**Given text**
....

Section 104 (I) (5) of the
Comprehensive Environmental Response, Compensation and Liability Act (CERCLA)
directs the Toxic Substances and Disease Registry, the EPA, the Public
Health Service and the National Toxicology Program to initiate a program of
research on fluoride safety. However, after almost 30 years of using
fluorosilicic acid and sodium fluorosilicate to fluoridate the drinking
water, not one study has been commissioned.
The fluoride ion only
hypothetically exists as an entity in an ideal solution of purified water -
and tap water is far from pure H2O. All clinical research with animal models
is done using 99.97% pure sodium fluoride and double distilled or deionized
water. Among the thousands of clinical studies about fluoride, not one has
been done with the pollution concentrate or typical tap water containing
fluorides.
Synergy Soup
The fluorosilicic acid is also
contaminated with small traces of arsenic, cadmium, mercury, lead, sulfates,
iron and phosphorous, not to mention radionuclides. Some contaminants have
the potential to react with the hexafluorosilicate radical and may act as
complex ionic compounds. The biological fates and toxicokinetic properties
of these complex ions are unknown.

....

**Exercises to complete**
**A)** In the text on drinking water fluoridation, how pure is the sodium fluoride used in all clinical research with animal models?
**B)** Resume the text on drinking water fluoridation, starting after its final sentence.

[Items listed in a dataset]
....

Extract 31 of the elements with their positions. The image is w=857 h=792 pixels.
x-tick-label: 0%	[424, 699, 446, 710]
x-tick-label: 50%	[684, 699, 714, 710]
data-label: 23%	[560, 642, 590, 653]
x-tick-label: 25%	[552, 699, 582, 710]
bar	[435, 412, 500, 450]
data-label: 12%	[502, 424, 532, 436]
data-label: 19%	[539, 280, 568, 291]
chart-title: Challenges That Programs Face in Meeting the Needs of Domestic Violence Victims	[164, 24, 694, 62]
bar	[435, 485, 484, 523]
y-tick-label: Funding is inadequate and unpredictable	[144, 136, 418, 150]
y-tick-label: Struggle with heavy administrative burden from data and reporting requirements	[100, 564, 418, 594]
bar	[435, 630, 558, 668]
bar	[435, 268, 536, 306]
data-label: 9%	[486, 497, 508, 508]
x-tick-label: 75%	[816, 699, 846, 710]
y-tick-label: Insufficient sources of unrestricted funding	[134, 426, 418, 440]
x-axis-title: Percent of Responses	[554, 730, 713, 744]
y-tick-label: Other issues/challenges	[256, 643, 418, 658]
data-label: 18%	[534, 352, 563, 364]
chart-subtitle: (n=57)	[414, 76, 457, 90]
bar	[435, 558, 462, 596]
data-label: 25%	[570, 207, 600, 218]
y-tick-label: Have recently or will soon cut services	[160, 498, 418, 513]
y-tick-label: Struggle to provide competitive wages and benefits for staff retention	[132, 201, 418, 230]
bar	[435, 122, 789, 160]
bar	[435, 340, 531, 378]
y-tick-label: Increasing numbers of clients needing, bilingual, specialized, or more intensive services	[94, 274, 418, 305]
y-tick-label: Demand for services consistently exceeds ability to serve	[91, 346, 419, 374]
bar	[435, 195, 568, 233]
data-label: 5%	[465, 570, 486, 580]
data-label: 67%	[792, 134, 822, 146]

....

**Written answers**
**A)** It is 99.97% pure sodium fluoride.

**B)**
The reality of artificial water
fluoridation is so complex that determining the safety of the practice may
be impossible. Tap water is chemically treated with chlorine, soluble
silicates, phosphate polymers and many other chemicals. In addition, the
source water itself may contain a variety of contaminants.
The addition of a fluoridation
agent can create synergized toxicants in a water supply that have unique
toxico-kinetic properties found only in that particular water supply.
Consequently, any maladies resulting from chronic ingestion of the product
likely would be dismissed as a local or regional anomaly unrelated to water
fluoridation.
Technically, artificially
fluoridating drinking water is a violation of the Safe Drinking Water Act (SDWA).
Under statutes of the SDWA, federal agencies are forbidden from endorsing,
supporting, requiring or funding the practice of adding any chemicals to the
water supply other than for purposes of water purification. However, the
Public Health Service (PHS) applies semantics to circumvent Federal law in
order to promote and fund the practice.
PHS states that they only
recommend levels of fluorides in the drinking water, and it is the sole
decision of a state or community to fluoridate drinking water.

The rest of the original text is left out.